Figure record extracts
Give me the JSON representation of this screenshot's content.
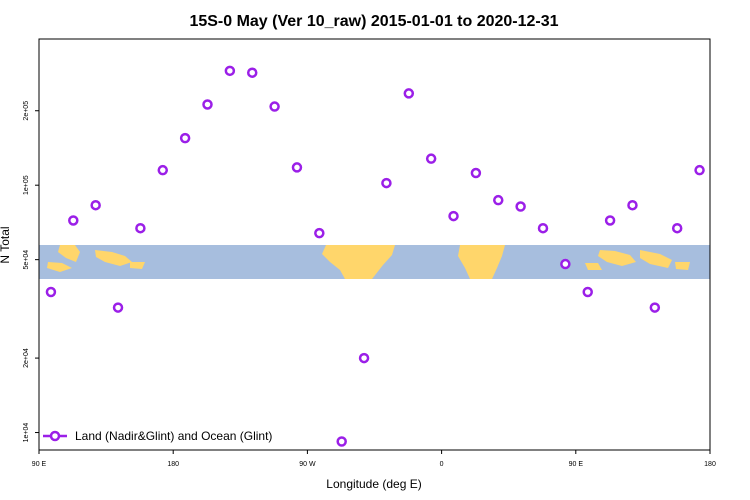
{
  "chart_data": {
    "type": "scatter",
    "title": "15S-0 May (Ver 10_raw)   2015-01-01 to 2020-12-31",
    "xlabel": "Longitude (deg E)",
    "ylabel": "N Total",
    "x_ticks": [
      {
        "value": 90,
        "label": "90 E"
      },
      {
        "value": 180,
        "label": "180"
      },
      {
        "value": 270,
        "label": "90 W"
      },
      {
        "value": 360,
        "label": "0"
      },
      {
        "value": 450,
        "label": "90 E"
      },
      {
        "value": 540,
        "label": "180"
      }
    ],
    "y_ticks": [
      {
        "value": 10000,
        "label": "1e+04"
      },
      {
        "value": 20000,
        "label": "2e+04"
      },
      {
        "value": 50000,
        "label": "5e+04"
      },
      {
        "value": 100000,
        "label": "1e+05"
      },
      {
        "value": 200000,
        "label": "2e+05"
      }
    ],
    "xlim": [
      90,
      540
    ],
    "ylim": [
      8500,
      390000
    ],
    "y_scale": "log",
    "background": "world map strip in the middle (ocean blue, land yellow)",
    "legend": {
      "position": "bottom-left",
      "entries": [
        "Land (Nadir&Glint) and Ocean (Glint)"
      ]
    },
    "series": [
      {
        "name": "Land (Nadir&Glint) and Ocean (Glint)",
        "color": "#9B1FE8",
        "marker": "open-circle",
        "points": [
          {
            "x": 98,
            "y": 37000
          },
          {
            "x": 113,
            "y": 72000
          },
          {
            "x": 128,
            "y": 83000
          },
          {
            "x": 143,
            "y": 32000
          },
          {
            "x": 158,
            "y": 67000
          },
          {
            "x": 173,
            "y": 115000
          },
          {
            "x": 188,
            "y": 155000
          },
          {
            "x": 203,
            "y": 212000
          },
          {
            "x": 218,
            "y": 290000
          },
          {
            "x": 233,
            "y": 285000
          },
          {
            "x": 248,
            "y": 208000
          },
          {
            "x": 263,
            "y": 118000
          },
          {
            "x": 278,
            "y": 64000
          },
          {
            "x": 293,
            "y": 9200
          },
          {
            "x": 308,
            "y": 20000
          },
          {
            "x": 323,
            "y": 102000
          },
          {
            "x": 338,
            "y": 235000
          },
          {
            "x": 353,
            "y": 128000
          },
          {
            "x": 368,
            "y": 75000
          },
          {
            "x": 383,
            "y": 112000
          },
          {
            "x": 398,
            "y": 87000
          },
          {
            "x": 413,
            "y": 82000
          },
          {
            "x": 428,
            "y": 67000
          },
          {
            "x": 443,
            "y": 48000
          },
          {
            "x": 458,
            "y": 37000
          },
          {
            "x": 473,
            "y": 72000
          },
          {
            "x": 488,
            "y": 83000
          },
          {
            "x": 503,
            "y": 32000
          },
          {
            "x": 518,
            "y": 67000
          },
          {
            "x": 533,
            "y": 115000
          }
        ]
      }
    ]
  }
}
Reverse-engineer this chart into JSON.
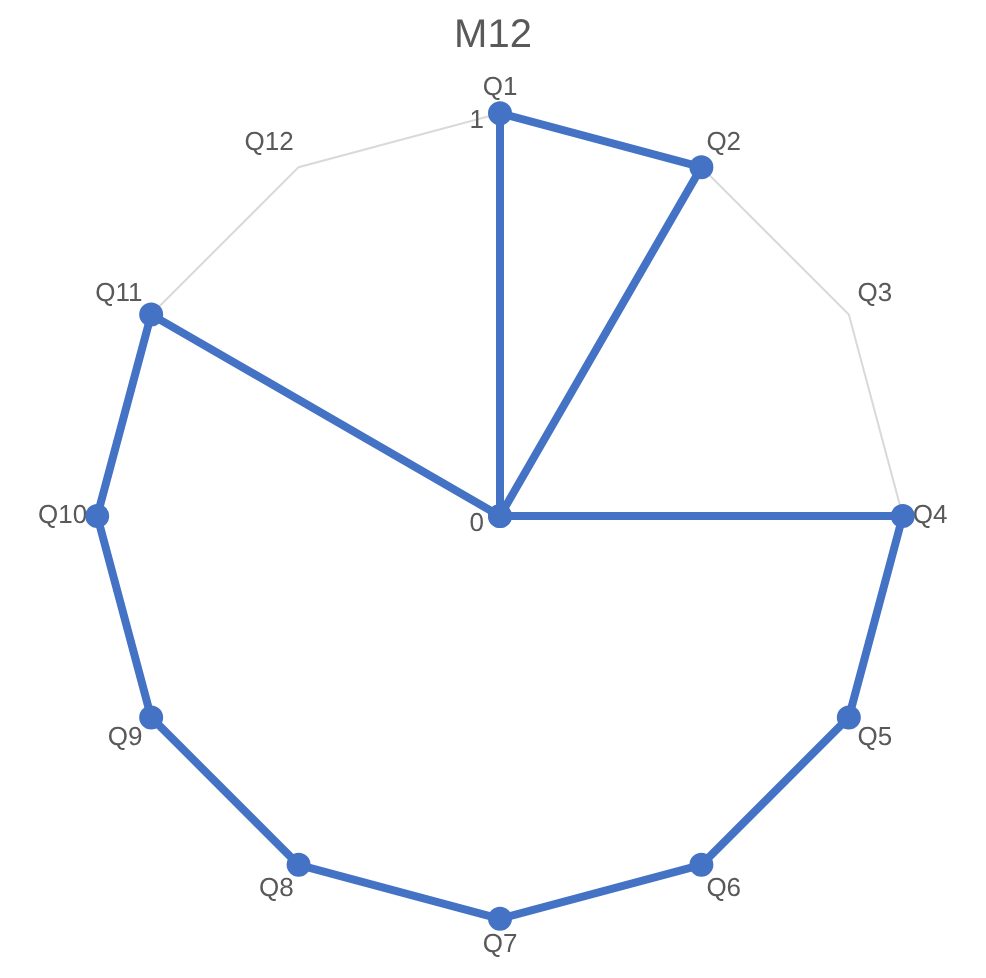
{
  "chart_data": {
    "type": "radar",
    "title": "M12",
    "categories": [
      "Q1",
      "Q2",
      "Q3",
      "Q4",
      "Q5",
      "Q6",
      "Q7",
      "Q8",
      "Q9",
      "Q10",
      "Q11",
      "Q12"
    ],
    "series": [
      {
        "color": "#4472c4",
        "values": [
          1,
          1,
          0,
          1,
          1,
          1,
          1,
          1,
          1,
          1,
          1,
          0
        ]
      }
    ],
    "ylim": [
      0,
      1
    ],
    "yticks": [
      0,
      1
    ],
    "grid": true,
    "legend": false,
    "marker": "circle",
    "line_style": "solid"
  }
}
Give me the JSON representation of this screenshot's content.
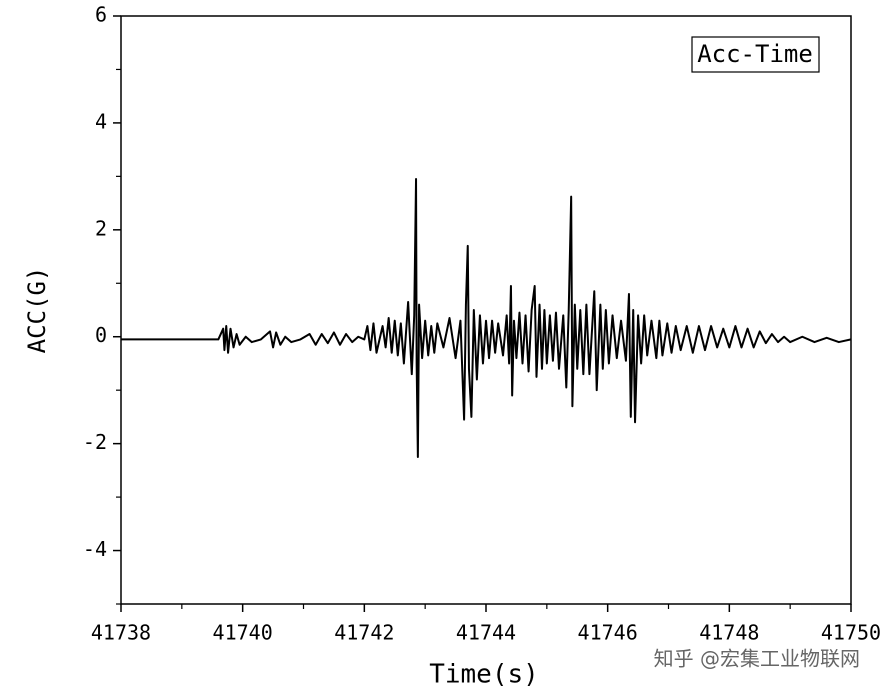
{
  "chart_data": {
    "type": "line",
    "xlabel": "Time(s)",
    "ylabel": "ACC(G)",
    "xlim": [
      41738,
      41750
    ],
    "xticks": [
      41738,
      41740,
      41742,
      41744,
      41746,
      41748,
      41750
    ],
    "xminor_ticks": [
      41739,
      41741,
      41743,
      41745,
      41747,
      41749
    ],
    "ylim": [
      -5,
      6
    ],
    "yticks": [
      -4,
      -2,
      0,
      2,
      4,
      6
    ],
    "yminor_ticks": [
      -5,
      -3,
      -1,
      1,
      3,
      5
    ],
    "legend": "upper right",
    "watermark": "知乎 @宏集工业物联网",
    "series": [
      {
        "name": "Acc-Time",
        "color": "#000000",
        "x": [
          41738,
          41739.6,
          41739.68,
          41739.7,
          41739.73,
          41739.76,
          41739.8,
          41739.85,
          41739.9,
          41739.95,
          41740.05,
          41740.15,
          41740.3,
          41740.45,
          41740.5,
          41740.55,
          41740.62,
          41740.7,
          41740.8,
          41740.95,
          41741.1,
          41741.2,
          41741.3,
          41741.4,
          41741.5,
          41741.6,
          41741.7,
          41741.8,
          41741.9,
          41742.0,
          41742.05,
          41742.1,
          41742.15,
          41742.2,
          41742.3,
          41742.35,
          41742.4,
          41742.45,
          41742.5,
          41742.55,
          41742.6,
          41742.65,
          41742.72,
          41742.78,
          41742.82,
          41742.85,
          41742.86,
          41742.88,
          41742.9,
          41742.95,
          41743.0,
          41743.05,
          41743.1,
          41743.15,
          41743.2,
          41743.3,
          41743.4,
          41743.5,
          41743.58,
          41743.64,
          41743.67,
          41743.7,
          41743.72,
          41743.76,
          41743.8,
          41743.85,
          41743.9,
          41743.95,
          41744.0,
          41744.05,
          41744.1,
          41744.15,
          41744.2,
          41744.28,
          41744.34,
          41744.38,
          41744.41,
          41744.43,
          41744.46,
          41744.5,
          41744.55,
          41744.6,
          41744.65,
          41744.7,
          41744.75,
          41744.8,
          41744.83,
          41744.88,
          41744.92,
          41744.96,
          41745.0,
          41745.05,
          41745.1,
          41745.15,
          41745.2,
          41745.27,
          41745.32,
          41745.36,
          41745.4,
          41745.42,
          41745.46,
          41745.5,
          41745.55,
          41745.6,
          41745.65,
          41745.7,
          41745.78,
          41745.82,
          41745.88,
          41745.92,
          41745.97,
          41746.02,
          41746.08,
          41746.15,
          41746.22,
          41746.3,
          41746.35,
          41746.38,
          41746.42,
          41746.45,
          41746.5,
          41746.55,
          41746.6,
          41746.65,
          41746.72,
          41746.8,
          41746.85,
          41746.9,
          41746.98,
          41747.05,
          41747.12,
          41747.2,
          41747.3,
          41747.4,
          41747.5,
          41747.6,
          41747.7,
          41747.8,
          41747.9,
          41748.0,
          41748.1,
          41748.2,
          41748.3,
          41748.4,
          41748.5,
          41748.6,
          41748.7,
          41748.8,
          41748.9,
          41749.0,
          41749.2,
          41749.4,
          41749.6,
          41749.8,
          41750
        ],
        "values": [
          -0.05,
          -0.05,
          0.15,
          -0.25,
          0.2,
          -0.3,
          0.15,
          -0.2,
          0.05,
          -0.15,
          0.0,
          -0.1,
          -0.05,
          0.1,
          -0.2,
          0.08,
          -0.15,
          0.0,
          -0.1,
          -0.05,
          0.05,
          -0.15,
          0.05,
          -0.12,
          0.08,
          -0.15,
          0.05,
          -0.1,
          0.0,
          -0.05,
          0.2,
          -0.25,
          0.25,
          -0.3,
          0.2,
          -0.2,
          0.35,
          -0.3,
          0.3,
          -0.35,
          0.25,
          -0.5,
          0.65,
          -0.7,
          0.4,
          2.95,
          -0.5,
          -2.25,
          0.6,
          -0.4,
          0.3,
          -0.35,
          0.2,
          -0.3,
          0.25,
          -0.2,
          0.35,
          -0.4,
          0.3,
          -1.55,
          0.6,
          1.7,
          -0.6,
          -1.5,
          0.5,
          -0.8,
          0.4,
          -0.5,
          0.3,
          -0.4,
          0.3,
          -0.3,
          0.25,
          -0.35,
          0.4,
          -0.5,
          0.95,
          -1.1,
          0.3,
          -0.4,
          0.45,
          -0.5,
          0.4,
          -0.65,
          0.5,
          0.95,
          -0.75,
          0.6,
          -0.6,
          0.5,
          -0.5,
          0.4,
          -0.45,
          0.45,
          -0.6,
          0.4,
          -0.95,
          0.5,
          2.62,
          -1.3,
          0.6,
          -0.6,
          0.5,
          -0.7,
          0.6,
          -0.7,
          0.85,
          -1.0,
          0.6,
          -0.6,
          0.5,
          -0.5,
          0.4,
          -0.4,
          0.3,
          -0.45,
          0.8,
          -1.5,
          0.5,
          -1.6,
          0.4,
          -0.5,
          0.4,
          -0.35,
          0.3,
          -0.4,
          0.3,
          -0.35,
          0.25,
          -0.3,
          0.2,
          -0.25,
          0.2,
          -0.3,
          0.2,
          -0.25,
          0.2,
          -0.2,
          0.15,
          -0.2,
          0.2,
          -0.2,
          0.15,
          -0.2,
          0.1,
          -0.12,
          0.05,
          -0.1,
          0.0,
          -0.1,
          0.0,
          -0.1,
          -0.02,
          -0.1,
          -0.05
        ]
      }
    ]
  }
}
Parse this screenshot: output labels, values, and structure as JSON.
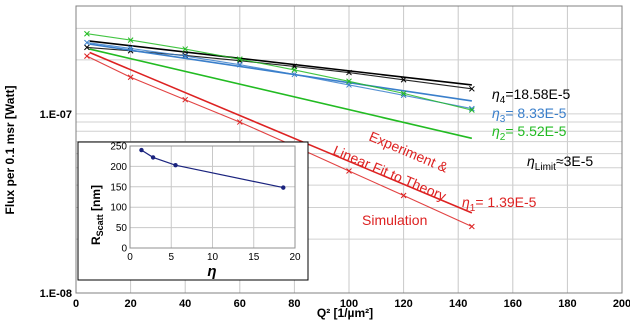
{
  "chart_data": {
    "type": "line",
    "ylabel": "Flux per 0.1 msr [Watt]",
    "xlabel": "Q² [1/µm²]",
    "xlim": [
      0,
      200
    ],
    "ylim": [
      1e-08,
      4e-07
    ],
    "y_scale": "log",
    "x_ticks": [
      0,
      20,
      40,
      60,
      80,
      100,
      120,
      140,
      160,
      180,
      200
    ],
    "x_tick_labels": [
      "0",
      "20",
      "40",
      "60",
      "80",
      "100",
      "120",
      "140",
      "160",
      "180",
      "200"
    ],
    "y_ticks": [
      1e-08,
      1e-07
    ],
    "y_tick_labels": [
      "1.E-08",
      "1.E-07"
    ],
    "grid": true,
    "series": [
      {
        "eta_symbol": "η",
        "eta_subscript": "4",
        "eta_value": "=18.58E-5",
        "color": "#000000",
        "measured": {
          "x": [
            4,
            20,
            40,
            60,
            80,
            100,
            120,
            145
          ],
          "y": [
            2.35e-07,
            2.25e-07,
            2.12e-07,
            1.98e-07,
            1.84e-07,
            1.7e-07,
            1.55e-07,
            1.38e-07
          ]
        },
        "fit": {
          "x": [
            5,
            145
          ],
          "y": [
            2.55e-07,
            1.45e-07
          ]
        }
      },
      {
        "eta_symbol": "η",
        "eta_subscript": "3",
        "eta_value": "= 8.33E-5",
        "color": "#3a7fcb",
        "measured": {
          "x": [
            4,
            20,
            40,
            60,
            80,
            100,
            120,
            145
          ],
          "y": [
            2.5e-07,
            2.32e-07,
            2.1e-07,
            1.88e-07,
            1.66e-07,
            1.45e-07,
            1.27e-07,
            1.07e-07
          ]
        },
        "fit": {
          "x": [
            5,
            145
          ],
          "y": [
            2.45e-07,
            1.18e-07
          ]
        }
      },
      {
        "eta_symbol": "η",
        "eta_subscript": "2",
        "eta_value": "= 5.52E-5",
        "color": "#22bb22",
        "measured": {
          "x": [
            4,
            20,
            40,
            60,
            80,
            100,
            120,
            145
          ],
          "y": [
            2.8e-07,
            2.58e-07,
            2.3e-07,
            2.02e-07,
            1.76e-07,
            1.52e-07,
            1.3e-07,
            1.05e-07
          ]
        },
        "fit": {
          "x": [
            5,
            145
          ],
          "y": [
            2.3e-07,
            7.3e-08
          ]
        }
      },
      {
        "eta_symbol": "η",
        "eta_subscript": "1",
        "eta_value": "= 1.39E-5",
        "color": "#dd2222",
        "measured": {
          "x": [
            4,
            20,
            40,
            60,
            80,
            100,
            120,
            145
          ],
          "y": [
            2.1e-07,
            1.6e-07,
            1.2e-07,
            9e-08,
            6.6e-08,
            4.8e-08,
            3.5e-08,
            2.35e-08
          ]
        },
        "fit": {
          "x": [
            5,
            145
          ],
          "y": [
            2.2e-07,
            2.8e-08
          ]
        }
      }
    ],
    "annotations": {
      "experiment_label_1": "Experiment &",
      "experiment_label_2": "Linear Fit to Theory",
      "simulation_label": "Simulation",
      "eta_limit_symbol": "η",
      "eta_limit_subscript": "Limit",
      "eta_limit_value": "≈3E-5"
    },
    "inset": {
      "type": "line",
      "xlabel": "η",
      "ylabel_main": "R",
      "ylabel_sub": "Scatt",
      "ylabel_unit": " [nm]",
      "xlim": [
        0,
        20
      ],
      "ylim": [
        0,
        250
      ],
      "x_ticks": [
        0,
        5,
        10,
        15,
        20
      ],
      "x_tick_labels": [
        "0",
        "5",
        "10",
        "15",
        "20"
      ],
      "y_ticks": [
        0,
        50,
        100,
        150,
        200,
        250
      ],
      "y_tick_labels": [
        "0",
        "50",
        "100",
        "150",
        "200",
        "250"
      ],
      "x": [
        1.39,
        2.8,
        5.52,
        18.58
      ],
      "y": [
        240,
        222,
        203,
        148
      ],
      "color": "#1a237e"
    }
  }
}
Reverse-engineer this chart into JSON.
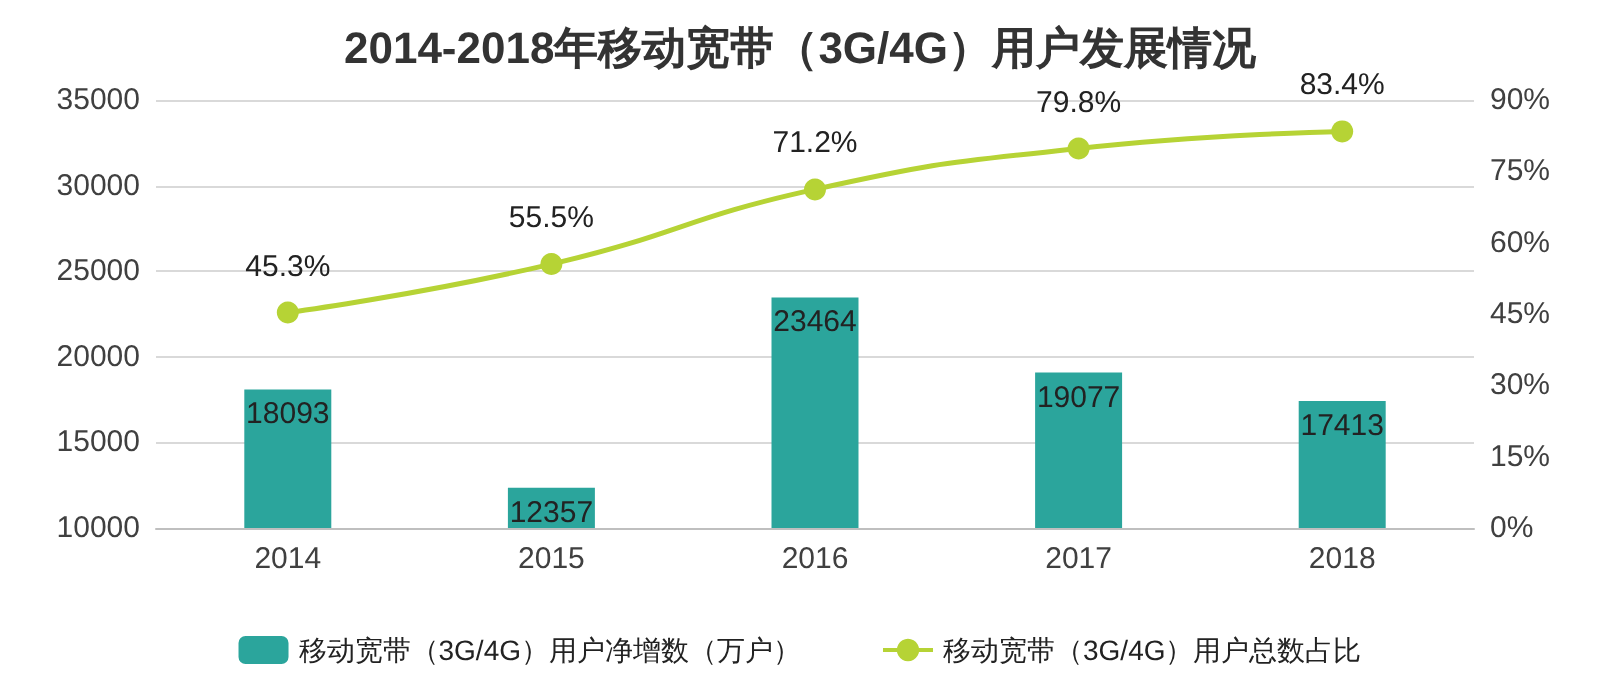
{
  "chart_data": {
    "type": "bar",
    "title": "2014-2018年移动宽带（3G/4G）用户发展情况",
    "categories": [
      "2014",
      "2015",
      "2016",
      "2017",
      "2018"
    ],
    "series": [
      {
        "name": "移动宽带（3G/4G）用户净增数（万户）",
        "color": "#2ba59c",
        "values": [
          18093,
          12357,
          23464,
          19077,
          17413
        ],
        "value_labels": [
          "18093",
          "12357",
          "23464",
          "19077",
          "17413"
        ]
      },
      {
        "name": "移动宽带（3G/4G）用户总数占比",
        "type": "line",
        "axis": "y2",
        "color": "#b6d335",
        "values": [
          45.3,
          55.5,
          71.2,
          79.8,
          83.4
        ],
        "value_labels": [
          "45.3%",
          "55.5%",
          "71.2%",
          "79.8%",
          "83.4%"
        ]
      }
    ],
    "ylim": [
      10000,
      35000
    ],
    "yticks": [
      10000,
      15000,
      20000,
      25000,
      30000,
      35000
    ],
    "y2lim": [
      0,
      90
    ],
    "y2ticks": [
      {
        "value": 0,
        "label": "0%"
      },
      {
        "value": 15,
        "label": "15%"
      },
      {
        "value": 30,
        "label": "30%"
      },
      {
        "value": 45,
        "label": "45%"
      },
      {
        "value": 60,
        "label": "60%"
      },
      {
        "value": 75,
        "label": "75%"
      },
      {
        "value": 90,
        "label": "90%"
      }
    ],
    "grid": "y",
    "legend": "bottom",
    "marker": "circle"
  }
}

Short task:
Extract every line containing the string "legend" from the data above.

Written reply:
    "legend": {
    "legend": false,
    "legend": "upper right",
    "legend": "bottom",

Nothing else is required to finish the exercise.